[Task requirements]
**a)** From the article on the 1951 computer music recording, output the passage starting at "What is a musician, exactly?" and ending at "now been restored.".
**b)** Condense the paragraph of the article on the 1951 computer music recording that begins "University of Canterbury distinguished professor" into a short bulleted list of its main facts.
**c)** According to the article on the 1951 computer music recording, what probably caused the deviation in the recording's speed?

What is a musician, exactly? The question may have been a simple one decades ago – we could at least agree that a musician was, if nothing else, human. These days it’s a little more complicated, what with computers being able to showcase their composition abilities not unlike a young Mozart first starting out.
“New” as we sometimes think this digital innovation is, it may come as a shock to learn the earliest-known example of computer-generated music dates all the way back to 1951 – and it’s thanks to the work of a pair of Kiwis that it has now been restored.
University of Canterbury distinguished professor Jack Copeland and UC alumni and composer Jason Long have restored the earliest known recording of computer-generated music, created more than 65 years ago using programming techniques devised by Alan Turing. In 1951, a BBC outside-broadcast unit in Manchester used a portable acetate disc cutter to capture three melodies played by a primeval computer. The gargantuan computer filled much of the ground floor of Turing’s famed Computer Machine Laboratory.
Jack Copeland, left, and Jason Long.
It took a fair bit of digital digging, but Copeland and Long both say restoring history has been well worth the effort. “Today all that remains of the recording session is a 12-inch single-sided acetate disc, cut by the BBC’s technician while the computer played,” they explain. “The computer itself was scrapped long ago, so the archived recording is our only window on that historic soundscape. What a disappointment it was, therefore, to discover that the frequencies in the recording were not accurate: the recording gave at best only a rough impression of how the computer sounded. There was a deviation in the speed of the recording, probably as a result of the turntable in BBC’s portable disc cutter rotating too fast. But, with some electronic detective work, it proved possible to restore the recording – with the result that the true sound of this ancestral computer can be heard once again, for the first time in more than half a century.”

[Dataset excerpt]
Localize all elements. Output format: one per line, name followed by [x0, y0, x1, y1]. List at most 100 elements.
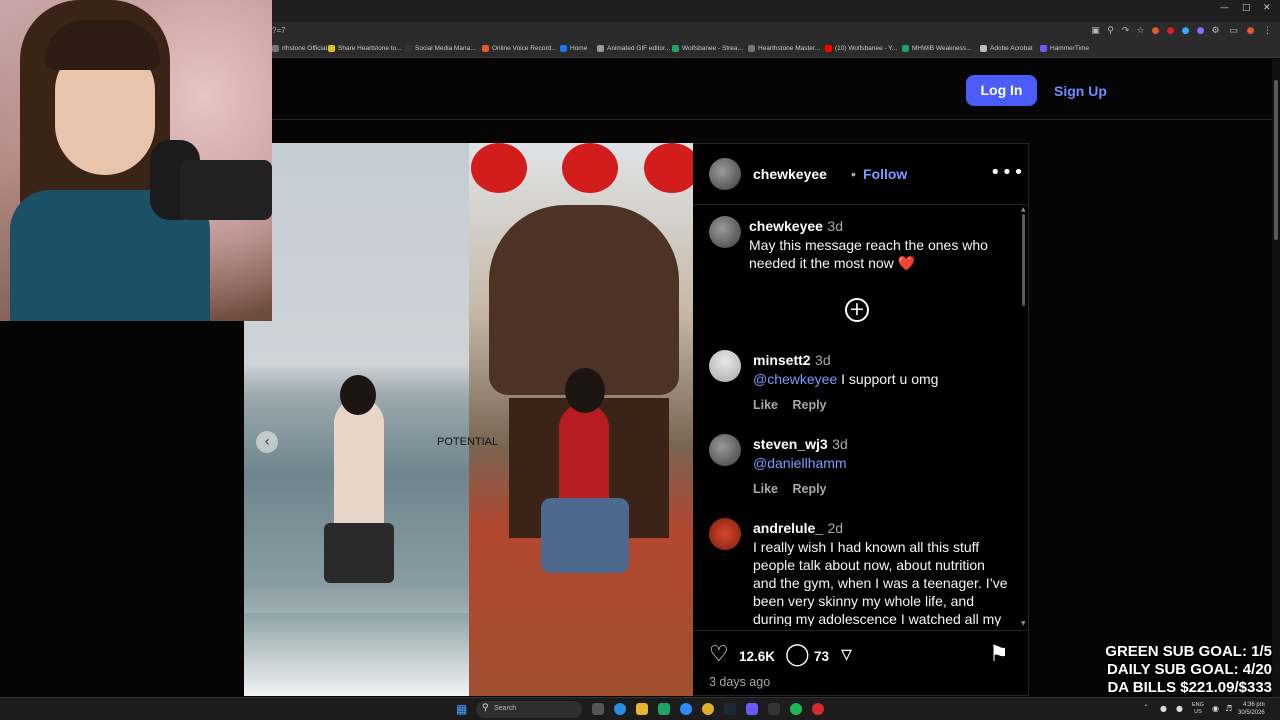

[Set of answers]
**a)**
What is a musician, exactly? The question may have been a simple one decades ago – we could at least agree that a musician was, if nothing else, human. These days it’s a little more complicated, what with computers being able to showcase their composition abilities not unlike a young Mozart first starting out.
“New” as we sometimes think this digital innovation is, it may come as a shock to learn the earliest-known example of computer-generated music dates all the way back to 1951 – and it’s thanks to the work of a pair of Kiwis that it has now been restored.

**b)**
- Jack Copeland, a University of Canterbury distinguished professor, and Jason Long, a UC alumnus and composer, restored the earliest known recording of computer-generated music.
- The music was created more than 65 years ago using programming techniques devised by Alan Turing.
- In 1951, a BBC outside-broadcast unit in Manchester recorded three melodies played by the computer on a portable acetate disc cutter.
- The computer was enormous and filled much of the ground floor of Turing's Computer Machine Laboratory.

**c)** The turntable in the BBC's portable disc cutter probably rotated too fast.